■ What you need to do:
Your answer should be a single number: the count of lines containing the string "name".

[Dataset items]
⟨
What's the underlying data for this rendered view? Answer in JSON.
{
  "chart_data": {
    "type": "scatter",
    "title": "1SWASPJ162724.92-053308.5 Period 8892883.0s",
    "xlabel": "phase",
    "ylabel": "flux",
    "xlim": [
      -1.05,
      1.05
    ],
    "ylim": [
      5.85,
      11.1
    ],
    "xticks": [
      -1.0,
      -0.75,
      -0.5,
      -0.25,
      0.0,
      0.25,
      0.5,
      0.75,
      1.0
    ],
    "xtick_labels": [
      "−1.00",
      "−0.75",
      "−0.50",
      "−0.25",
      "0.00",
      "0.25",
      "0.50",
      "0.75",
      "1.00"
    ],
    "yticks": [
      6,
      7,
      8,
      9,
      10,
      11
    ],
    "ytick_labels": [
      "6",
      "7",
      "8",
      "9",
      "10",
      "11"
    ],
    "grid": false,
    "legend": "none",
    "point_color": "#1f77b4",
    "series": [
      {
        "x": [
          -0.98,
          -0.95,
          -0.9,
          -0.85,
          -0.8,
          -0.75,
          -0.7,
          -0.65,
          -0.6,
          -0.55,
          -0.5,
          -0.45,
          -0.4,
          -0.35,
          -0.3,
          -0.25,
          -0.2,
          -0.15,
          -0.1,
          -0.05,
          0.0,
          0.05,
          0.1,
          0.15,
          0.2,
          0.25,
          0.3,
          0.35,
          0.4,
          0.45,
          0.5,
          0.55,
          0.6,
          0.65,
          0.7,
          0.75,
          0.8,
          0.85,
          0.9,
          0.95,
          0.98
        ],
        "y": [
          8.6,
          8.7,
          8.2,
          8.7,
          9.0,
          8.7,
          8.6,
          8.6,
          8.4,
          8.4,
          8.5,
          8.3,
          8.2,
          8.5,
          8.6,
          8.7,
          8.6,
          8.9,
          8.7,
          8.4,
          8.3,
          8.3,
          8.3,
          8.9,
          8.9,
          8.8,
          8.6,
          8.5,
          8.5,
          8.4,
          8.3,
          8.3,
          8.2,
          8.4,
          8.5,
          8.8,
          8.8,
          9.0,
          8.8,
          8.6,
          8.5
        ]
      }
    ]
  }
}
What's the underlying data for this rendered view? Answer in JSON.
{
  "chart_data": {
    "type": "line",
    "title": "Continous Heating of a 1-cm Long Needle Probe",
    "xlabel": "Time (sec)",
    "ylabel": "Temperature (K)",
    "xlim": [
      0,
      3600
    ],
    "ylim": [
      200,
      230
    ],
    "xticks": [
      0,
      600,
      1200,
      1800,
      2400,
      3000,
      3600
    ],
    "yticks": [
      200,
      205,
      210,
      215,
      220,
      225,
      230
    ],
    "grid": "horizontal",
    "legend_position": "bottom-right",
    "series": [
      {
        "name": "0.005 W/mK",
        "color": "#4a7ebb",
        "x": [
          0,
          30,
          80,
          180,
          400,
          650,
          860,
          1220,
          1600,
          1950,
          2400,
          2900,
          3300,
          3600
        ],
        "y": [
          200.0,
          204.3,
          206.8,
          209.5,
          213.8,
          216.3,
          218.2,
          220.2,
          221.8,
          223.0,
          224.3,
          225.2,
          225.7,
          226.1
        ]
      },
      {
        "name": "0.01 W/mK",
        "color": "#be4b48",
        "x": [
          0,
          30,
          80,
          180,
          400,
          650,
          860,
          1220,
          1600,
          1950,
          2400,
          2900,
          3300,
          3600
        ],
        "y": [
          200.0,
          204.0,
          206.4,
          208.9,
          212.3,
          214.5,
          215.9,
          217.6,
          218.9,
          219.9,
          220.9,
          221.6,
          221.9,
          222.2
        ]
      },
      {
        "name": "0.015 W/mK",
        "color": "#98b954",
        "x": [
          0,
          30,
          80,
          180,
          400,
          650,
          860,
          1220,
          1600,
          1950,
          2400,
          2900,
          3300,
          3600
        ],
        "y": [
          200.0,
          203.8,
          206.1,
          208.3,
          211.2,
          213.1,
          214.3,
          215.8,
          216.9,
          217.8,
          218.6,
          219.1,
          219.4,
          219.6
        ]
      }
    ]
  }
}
⟩
■ Result below:
3